[Extracted records]

Start

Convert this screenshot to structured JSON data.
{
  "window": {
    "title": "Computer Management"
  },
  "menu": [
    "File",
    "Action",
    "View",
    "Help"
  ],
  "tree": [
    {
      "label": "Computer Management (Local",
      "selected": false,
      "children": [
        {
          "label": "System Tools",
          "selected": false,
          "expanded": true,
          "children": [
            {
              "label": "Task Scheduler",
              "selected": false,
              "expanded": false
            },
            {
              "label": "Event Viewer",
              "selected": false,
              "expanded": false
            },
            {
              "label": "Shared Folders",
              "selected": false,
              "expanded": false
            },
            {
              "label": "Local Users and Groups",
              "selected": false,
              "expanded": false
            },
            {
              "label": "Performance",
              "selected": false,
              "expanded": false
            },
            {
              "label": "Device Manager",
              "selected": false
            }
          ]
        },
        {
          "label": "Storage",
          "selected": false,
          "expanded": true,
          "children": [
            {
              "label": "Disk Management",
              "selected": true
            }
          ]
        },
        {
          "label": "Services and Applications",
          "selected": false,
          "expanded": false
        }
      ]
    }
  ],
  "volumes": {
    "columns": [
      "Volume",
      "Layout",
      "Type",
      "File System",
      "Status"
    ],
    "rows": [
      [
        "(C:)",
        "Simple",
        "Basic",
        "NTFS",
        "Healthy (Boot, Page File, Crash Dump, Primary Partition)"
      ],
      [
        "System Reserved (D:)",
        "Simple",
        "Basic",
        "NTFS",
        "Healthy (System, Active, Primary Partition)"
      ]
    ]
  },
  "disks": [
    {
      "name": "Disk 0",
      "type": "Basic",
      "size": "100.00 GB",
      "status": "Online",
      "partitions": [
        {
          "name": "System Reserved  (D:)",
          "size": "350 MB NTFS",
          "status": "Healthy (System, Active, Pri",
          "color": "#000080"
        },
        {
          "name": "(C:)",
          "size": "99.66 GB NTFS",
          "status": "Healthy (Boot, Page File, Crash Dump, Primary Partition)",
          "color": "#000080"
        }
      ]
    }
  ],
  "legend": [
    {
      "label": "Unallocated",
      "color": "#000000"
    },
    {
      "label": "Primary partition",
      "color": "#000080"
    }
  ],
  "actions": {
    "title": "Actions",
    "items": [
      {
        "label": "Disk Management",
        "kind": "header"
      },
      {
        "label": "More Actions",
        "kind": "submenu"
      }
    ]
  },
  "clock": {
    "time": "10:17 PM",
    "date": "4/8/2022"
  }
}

End

Task description
Using the listing above, return all lines where the word "Active" occurs.

Result of the exercise
        "Healthy (System, Active, Primary Partition)"
          "status": "Healthy (System, Active, Pri",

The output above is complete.